(Data items)
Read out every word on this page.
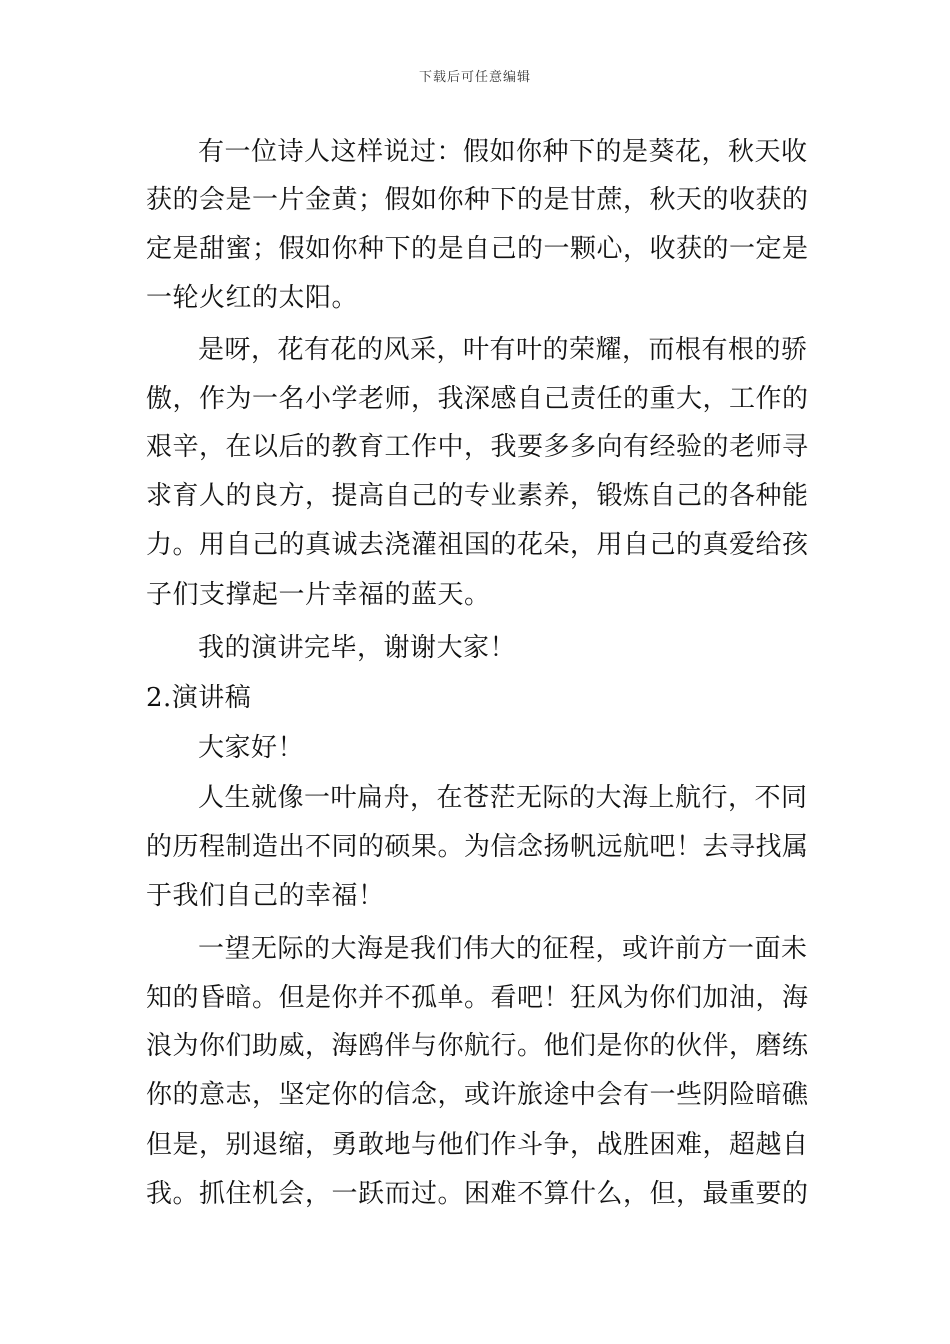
下载后可任意编辑
有一位诗人这样说过：假如你种下的是葵花，秋天收
获的会是一片金黄；假如你种下的是甘蔗，秋天的收获的
定是甜蜜；假如你种下的是自己的一颗心，收获的一定是
一轮火红的太阳。
是呀，花有花的风采，叶有叶的荣耀，而根有根的骄
傲，作为一名小学老师，我深感自己责任的重大，工作的
艰辛，在以后的教育工作中，我要多多向有经验的老师寻
求育人的良方，提高自己的专业素养，锻炼自己的各种能
力。用自己的真诚去浇灌祖国的花朵，用自己的真爱给孩
子们支撑起一片幸福的蓝天。
我的演讲完毕，谢谢大家！
2.演讲稿
大家好！
人生就像一叶扁舟，在苍茫无际的大海上航行，不同
的历程制造出不同的硕果。为信念扬帆远航吧！去寻找属
于我们自己的幸福！
一望无际的大海是我们伟大的征程，或许前方一面未
知的昏暗。但是你并不孤单。看吧！狂风为你们加油，海
浪为你们助威，海鸥伴与你航行。他们是你的伙伴，磨练
你的意志，坚定你的信念，或许旅途中会有一些阴险暗礁
但是，别退缩，勇敢地与他们作斗争，战胜困难，超越自
我。抓住机会，一跃而过。困难不算什么，但，最重要的
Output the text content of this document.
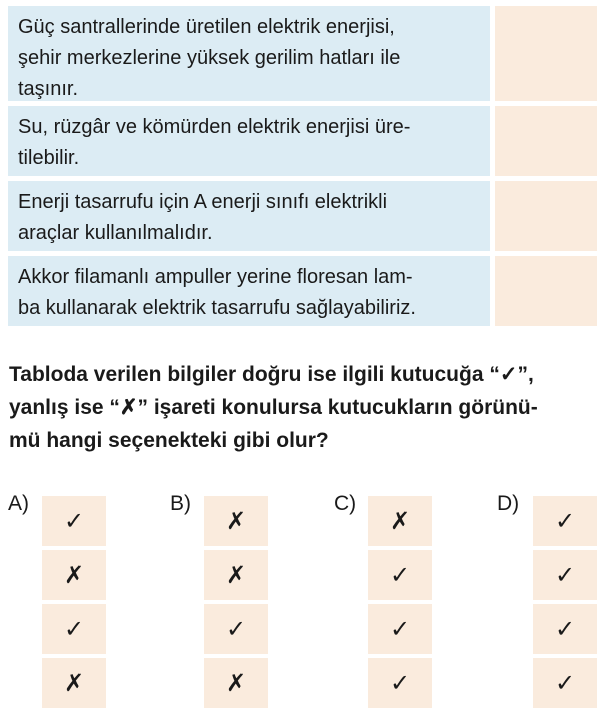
Güç santrallerinde üretilen elektrik enerjisi,
şehir merkezlerine yüksek gerilim hatları ile
taşınır.
Su, rüzgâr ve kömürden elektrik enerjisi üre-
tilebilir.
Enerji tasarrufu için A enerji sınıfı elektrikli
araçlar kullanılmalıdır.
Akkor filamanlı ampuller yerine floresan lam-
ba kullanarak elektrik tasarrufu sağlayabiliriz.
Tabloda verilen bilgiler doğru ise ilgili kutucuğa “✓”,
yanlış ise “✗” işareti konulursa kutucukların görünü-
mü hangi seçenekteki gibi olur?
A)
✓
✗
✓
✗
B)
✗
✗
✓
✗
C)
✗
✓
✓
✓
D)
✓
✓
✓
✓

What you have to do:
Exactly as written, return every line of the listing, but not the pictures.

Solution to this task:
Read out every word on this page.
下载后可任意编辑
有一位诗人这样说过：假如你种下的是葵花，秋天收
获的会是一片金黄；假如你种下的是甘蔗，秋天的收获的
定是甜蜜；假如你种下的是自己的一颗心，收获的一定是
一轮火红的太阳。
是呀，花有花的风采，叶有叶的荣耀，而根有根的骄
傲，作为一名小学老师，我深感自己责任的重大，工作的
艰辛，在以后的教育工作中，我要多多向有经验的老师寻
求育人的良方，提高自己的专业素养，锻炼自己的各种能
力。用自己的真诚去浇灌祖国的花朵，用自己的真爱给孩
子们支撑起一片幸福的蓝天。
我的演讲完毕，谢谢大家！
2.演讲稿
大家好！
人生就像一叶扁舟，在苍茫无际的大海上航行，不同
的历程制造出不同的硕果。为信念扬帆远航吧！去寻找属
于我们自己的幸福！
一望无际的大海是我们伟大的征程，或许前方一面未
知的昏暗。但是你并不孤单。看吧！狂风为你们加油，海
浪为你们助威，海鸥伴与你航行。他们是你的伙伴，磨练
你的意志，坚定你的信念，或许旅途中会有一些阴险暗礁
但是，别退缩，勇敢地与他们作斗争，战胜困难，超越自
我。抓住机会，一跃而过。困难不算什么，但，最重要的
Output the text content of this document.
Güç santrallerinde üretilen elektrik enerjisi,
şehir merkezlerine yüksek gerilim hatları ile
taşınır.
Su, rüzgâr ve kömürden elektrik enerjisi üre-
tilebilir.
Enerji tasarrufu için A enerji sınıfı elektrikli
araçlar kullanılmalıdır.
Akkor filamanlı ampuller yerine floresan lam-
ba kullanarak elektrik tasarrufu sağlayabiliriz.
Tabloda verilen bilgiler doğru ise ilgili kutucuğa “✓”,
yanlış ise “✗” işareti konulursa kutucukların görünü-
mü hangi seçenekteki gibi olur?
A)
✓
✗
✓
✗
B)
✗
✗
✓
✗
C)
✗
✓
✓
✓
D)
✓
✓
✓
✓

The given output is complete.